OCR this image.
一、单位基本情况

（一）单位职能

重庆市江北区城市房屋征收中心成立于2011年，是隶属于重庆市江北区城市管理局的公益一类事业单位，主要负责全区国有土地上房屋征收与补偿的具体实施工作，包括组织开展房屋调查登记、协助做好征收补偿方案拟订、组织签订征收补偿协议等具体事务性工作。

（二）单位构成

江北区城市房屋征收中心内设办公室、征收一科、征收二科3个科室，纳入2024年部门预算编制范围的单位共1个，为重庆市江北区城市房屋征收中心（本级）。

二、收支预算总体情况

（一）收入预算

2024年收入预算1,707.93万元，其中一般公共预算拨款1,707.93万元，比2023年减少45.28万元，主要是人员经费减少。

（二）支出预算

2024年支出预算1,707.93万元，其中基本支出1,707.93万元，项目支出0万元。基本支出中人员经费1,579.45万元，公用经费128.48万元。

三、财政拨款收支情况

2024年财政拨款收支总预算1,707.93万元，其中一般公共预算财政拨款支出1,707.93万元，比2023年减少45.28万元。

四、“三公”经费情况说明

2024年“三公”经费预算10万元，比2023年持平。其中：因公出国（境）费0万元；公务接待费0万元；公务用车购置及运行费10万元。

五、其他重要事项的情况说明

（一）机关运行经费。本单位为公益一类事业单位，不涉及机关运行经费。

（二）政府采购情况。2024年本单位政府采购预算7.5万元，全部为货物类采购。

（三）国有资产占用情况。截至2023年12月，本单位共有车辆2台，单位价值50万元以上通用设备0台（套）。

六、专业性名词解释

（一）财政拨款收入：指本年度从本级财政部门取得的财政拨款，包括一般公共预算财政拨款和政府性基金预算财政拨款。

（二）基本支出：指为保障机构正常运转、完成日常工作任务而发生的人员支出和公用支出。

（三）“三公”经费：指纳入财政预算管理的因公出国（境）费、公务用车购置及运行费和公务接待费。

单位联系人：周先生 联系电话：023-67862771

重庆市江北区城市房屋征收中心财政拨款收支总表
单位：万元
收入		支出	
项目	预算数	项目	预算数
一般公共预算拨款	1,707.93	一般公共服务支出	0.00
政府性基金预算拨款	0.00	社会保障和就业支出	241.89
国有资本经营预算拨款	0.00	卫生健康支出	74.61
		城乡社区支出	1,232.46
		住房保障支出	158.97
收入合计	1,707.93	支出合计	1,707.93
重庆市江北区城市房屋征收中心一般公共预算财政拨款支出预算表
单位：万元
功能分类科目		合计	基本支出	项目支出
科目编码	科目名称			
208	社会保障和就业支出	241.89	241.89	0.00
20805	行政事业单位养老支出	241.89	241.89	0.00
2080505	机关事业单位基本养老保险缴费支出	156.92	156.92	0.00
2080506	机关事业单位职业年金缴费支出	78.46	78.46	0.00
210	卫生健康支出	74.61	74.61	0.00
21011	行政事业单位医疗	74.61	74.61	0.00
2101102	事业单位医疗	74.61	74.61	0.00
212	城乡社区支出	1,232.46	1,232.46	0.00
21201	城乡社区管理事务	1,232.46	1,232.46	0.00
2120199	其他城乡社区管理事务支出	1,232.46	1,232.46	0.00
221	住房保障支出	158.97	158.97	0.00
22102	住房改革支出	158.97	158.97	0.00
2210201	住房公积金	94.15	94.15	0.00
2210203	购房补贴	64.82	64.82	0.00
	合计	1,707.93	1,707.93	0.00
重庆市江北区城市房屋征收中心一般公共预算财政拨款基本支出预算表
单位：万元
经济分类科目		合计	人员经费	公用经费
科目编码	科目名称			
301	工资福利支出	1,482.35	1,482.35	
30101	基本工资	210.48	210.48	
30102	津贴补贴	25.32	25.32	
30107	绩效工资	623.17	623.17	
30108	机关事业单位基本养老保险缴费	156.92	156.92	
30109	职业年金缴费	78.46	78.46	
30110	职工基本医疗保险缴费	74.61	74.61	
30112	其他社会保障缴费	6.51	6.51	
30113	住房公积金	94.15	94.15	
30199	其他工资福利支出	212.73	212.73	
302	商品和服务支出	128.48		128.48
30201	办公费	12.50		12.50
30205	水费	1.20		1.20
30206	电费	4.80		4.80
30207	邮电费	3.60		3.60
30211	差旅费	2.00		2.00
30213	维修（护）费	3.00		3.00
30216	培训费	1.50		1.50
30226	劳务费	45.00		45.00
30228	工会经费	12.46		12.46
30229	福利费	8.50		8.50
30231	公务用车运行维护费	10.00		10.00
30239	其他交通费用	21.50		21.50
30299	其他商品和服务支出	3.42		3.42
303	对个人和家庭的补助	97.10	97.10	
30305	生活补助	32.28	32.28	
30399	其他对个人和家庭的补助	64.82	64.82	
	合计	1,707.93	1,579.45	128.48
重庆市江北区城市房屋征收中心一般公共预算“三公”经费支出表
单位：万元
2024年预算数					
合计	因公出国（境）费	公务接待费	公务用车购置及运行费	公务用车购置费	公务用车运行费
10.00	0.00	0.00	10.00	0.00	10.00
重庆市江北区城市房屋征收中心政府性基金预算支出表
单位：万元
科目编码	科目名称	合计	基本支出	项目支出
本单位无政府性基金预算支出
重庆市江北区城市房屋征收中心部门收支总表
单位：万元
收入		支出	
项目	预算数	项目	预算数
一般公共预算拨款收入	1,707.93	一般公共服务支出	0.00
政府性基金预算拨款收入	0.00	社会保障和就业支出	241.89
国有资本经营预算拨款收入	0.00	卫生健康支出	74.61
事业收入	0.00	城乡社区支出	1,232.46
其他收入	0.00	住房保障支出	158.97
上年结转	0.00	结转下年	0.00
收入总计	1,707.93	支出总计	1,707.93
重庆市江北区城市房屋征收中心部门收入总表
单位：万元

→ AIM: List the lines of the material in which the word "住房公积金" occurs.

→ FULL OUTPUT:
2210201	住房公积金	94.15	94.15	0.00
30113	住房公积金	94.15	94.15	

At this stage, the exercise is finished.